* Raw records
*****

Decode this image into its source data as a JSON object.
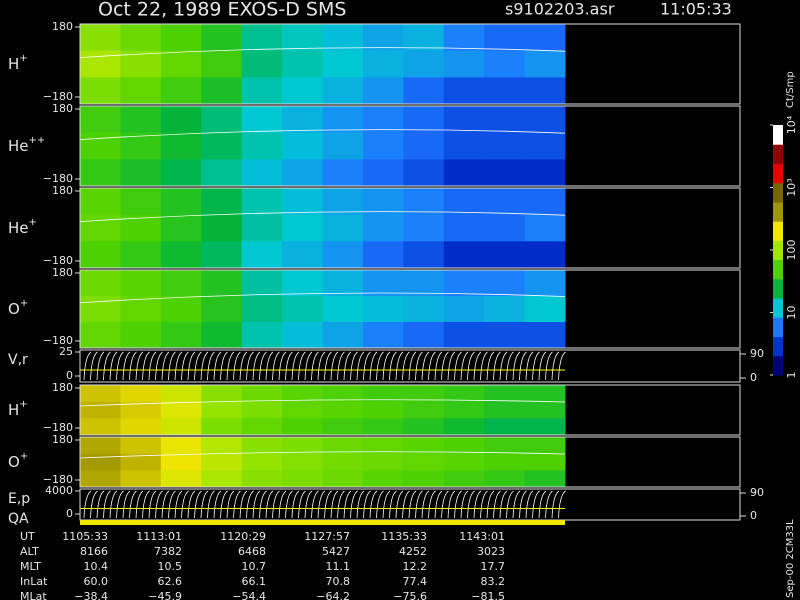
{
  "chart_data": {
    "type": "heatmap",
    "title": "Oct 22, 1989   EXOS-D SMS",
    "file": "s9102203.asr",
    "time": "11:05:33",
    "colorbar": {
      "label": "Ct/Smp",
      "clim": [
        1,
        10000
      ],
      "colors": [
        "#00007a",
        "#0032d2",
        "#1e78ff",
        "#00c8d2",
        "#00b43c",
        "#50d200",
        "#a0e600",
        "#f0e600",
        "#a09600",
        "#786400",
        "#e60000",
        "#960000",
        "#ffffff"
      ],
      "ticks": [
        1,
        10,
        100,
        {
          "value": 1000,
          "label": "10³"
        },
        {
          "value": 10000,
          "label": "10⁴"
        }
      ]
    },
    "panels": [
      {
        "ion": "H",
        "charge": "+",
        "ylim": [
          -180,
          180
        ],
        "yticks": [
          {
            "value": 180,
            "label": "180"
          },
          {
            "value": -180,
            "label": "−180"
          }
        ],
        "values": [
          [
            80,
            60,
            45,
            30,
            14,
            11,
            9,
            7,
            8,
            5,
            4,
            4
          ],
          [
            110,
            80,
            55,
            40,
            16,
            12,
            10,
            8,
            7,
            6,
            5,
            6
          ],
          [
            70,
            55,
            40,
            28,
            12,
            10,
            8,
            6,
            4,
            3,
            3,
            3
          ]
        ]
      },
      {
        "ion": "He",
        "charge": "++",
        "ylim": [
          -180,
          180
        ],
        "yticks": [
          {
            "value": 180,
            "label": "180"
          },
          {
            "value": -180,
            "label": "−180"
          }
        ],
        "values": [
          [
            40,
            30,
            22,
            16,
            10,
            8,
            6,
            5,
            4,
            3,
            3,
            3
          ],
          [
            45,
            35,
            25,
            18,
            12,
            9,
            7,
            5,
            4,
            3,
            3,
            3
          ],
          [
            35,
            28,
            20,
            14,
            9,
            7,
            5,
            4,
            3,
            2,
            2,
            2
          ]
        ]
      },
      {
        "ion": "He",
        "charge": "+",
        "ylim": [
          -180,
          180
        ],
        "yticks": [
          {
            "value": 180,
            "label": "180"
          },
          {
            "value": -180,
            "label": "−180"
          }
        ],
        "values": [
          [
            50,
            40,
            30,
            20,
            12,
            9,
            7,
            6,
            5,
            4,
            4,
            4
          ],
          [
            55,
            45,
            32,
            22,
            13,
            10,
            8,
            6,
            5,
            4,
            4,
            5
          ],
          [
            45,
            35,
            25,
            18,
            10,
            8,
            6,
            4,
            3,
            2,
            2,
            2
          ]
        ]
      },
      {
        "ion": "O",
        "charge": "+",
        "ylim": [
          -180,
          180
        ],
        "yticks": [
          {
            "value": 180,
            "label": "180"
          },
          {
            "value": -180,
            "label": "−180"
          }
        ],
        "values": [
          [
            60,
            50,
            40,
            30,
            13,
            10,
            8,
            6,
            6,
            5,
            5,
            6
          ],
          [
            70,
            55,
            45,
            32,
            15,
            12,
            10,
            9,
            8,
            7,
            8,
            10
          ],
          [
            55,
            45,
            35,
            25,
            12,
            9,
            7,
            5,
            4,
            3,
            3,
            3
          ]
        ]
      },
      {
        "label": "V,r",
        "line": true,
        "ylim": [
          0,
          25
        ],
        "yticks": [
          25,
          0
        ],
        "y2ticks": [
          90,
          0
        ]
      },
      {
        "ion": "H",
        "charge": "+",
        "ylim": [
          -180,
          180
        ],
        "yticks": [
          {
            "value": 180,
            "label": "180"
          },
          {
            "value": -180,
            "label": "−180"
          }
        ],
        "values": [
          [
            300,
            250,
            150,
            80,
            60,
            50,
            45,
            40,
            40,
            35,
            30,
            30
          ],
          [
            350,
            280,
            180,
            90,
            70,
            55,
            50,
            45,
            40,
            35,
            30,
            30
          ],
          [
            300,
            250,
            150,
            70,
            55,
            45,
            40,
            35,
            30,
            25,
            20,
            20
          ]
        ]
      },
      {
        "ion": "O",
        "charge": "+",
        "ylim": [
          -180,
          180
        ],
        "yticks": [
          {
            "value": 180,
            "label": "180"
          },
          {
            "value": -180,
            "label": "−180"
          }
        ],
        "values": [
          [
            400,
            300,
            200,
            120,
            80,
            70,
            60,
            55,
            50,
            45,
            40,
            40
          ],
          [
            450,
            350,
            220,
            130,
            90,
            75,
            65,
            60,
            55,
            50,
            45,
            45
          ],
          [
            400,
            300,
            180,
            110,
            80,
            70,
            60,
            50,
            45,
            40,
            35,
            30
          ]
        ]
      },
      {
        "label": "E,p",
        "label2": "QA",
        "line": true,
        "ylim": [
          0,
          4000
        ],
        "yticks": [
          4000,
          0
        ],
        "y2ticks": [
          90,
          0
        ]
      }
    ],
    "footer": "Sep-00 2CM33L",
    "table": {
      "rows": [
        [
          "UT",
          "1105:33",
          "1113:01",
          "1120:29",
          "1127:57",
          "1135:33",
          "1143:01"
        ],
        [
          "ALT",
          "8166",
          "7382",
          "6468",
          "5427",
          "4252",
          "3023"
        ],
        [
          "MLT",
          "10.4",
          "10.5",
          "10.7",
          "11.1",
          "12.2",
          "17.7"
        ],
        [
          "InLat",
          "60.0",
          "62.6",
          "66.1",
          "70.8",
          "77.4",
          "83.2"
        ],
        [
          "MLat",
          "−38.4",
          "−45.9",
          "−54.4",
          "−64.2",
          "−75.6",
          "−81.5"
        ]
      ]
    }
  }
}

*****

* Challenge
Write out all the records again, exactly, minus any pictures.

* Solved exercise
Decode this image into its source data as a JSON object.
{
  "chart_data": {
    "type": "heatmap",
    "title": "Oct 22, 1989   EXOS-D SMS",
    "file": "s9102203.asr",
    "time": "11:05:33",
    "colorbar": {
      "label": "Ct/Smp",
      "clim": [
        1,
        10000
      ],
      "colors": [
        "#00007a",
        "#0032d2",
        "#1e78ff",
        "#00c8d2",
        "#00b43c",
        "#50d200",
        "#a0e600",
        "#f0e600",
        "#a09600",
        "#786400",
        "#e60000",
        "#960000",
        "#ffffff"
      ],
      "ticks": [
        1,
        10,
        100,
        {
          "value": 1000,
          "label": "10³"
        },
        {
          "value": 10000,
          "label": "10⁴"
        }
      ]
    },
    "panels": [
      {
        "ion": "H",
        "charge": "+",
        "ylim": [
          -180,
          180
        ],
        "yticks": [
          {
            "value": 180,
            "label": "180"
          },
          {
            "value": -180,
            "label": "−180"
          }
        ],
        "values": [
          [
            80,
            60,
            45,
            30,
            14,
            11,
            9,
            7,
            8,
            5,
            4,
            4
          ],
          [
            110,
            80,
            55,
            40,
            16,
            12,
            10,
            8,
            7,
            6,
            5,
            6
          ],
          [
            70,
            55,
            40,
            28,
            12,
            10,
            8,
            6,
            4,
            3,
            3,
            3
          ]
        ]
      },
      {
        "ion": "He",
        "charge": "++",
        "ylim": [
          -180,
          180
        ],
        "yticks": [
          {
            "value": 180,
            "label": "180"
          },
          {
            "value": -180,
            "label": "−180"
          }
        ],
        "values": [
          [
            40,
            30,
            22,
            16,
            10,
            8,
            6,
            5,
            4,
            3,
            3,
            3
          ],
          [
            45,
            35,
            25,
            18,
            12,
            9,
            7,
            5,
            4,
            3,
            3,
            3
          ],
          [
            35,
            28,
            20,
            14,
            9,
            7,
            5,
            4,
            3,
            2,
            2,
            2
          ]
        ]
      },
      {
        "ion": "He",
        "charge": "+",
        "ylim": [
          -180,
          180
        ],
        "yticks": [
          {
            "value": 180,
            "label": "180"
          },
          {
            "value": -180,
            "label": "−180"
          }
        ],
        "values": [
          [
            50,
            40,
            30,
            20,
            12,
            9,
            7,
            6,
            5,
            4,
            4,
            4
          ],
          [
            55,
            45,
            32,
            22,
            13,
            10,
            8,
            6,
            5,
            4,
            4,
            5
          ],
          [
            45,
            35,
            25,
            18,
            10,
            8,
            6,
            4,
            3,
            2,
            2,
            2
          ]
        ]
      },
      {
        "ion": "O",
        "charge": "+",
        "ylim": [
          -180,
          180
        ],
        "yticks": [
          {
            "value": 180,
            "label": "180"
          },
          {
            "value": -180,
            "label": "−180"
          }
        ],
        "values": [
          [
            60,
            50,
            40,
            30,
            13,
            10,
            8,
            6,
            6,
            5,
            5,
            6
          ],
          [
            70,
            55,
            45,
            32,
            15,
            12,
            10,
            9,
            8,
            7,
            8,
            10
          ],
          [
            55,
            45,
            35,
            25,
            12,
            9,
            7,
            5,
            4,
            3,
            3,
            3
          ]
        ]
      },
      {
        "label": "V,r",
        "line": true,
        "ylim": [
          0,
          25
        ],
        "yticks": [
          25,
          0
        ],
        "y2ticks": [
          90,
          0
        ]
      },
      {
        "ion": "H",
        "charge": "+",
        "ylim": [
          -180,
          180
        ],
        "yticks": [
          {
            "value": 180,
            "label": "180"
          },
          {
            "value": -180,
            "label": "−180"
          }
        ],
        "values": [
          [
            300,
            250,
            150,
            80,
            60,
            50,
            45,
            40,
            40,
            35,
            30,
            30
          ],
          [
            350,
            280,
            180,
            90,
            70,
            55,
            50,
            45,
            40,
            35,
            30,
            30
          ],
          [
            300,
            250,
            150,
            70,
            55,
            45,
            40,
            35,
            30,
            25,
            20,
            20
          ]
        ]
      },
      {
        "ion": "O",
        "charge": "+",
        "ylim": [
          -180,
          180
        ],
        "yticks": [
          {
            "value": 180,
            "label": "180"
          },
          {
            "value": -180,
            "label": "−180"
          }
        ],
        "values": [
          [
            400,
            300,
            200,
            120,
            80,
            70,
            60,
            55,
            50,
            45,
            40,
            40
          ],
          [
            450,
            350,
            220,
            130,
            90,
            75,
            65,
            60,
            55,
            50,
            45,
            45
          ],
          [
            400,
            300,
            180,
            110,
            80,
            70,
            60,
            50,
            45,
            40,
            35,
            30
          ]
        ]
      },
      {
        "label": "E,p",
        "label2": "QA",
        "line": true,
        "ylim": [
          0,
          4000
        ],
        "yticks": [
          4000,
          0
        ],
        "y2ticks": [
          90,
          0
        ]
      }
    ],
    "footer": "Sep-00 2CM33L",
    "table": {
      "rows": [
        [
          "UT",
          "1105:33",
          "1113:01",
          "1120:29",
          "1127:57",
          "1135:33",
          "1143:01"
        ],
        [
          "ALT",
          "8166",
          "7382",
          "6468",
          "5427",
          "4252",
          "3023"
        ],
        [
          "MLT",
          "10.4",
          "10.5",
          "10.7",
          "11.1",
          "12.2",
          "17.7"
        ],
        [
          "InLat",
          "60.0",
          "62.6",
          "66.1",
          "70.8",
          "77.4",
          "83.2"
        ],
        [
          "MLat",
          "−38.4",
          "−45.9",
          "−54.4",
          "−64.2",
          "−75.6",
          "−81.5"
        ]
      ]
    }
  }
}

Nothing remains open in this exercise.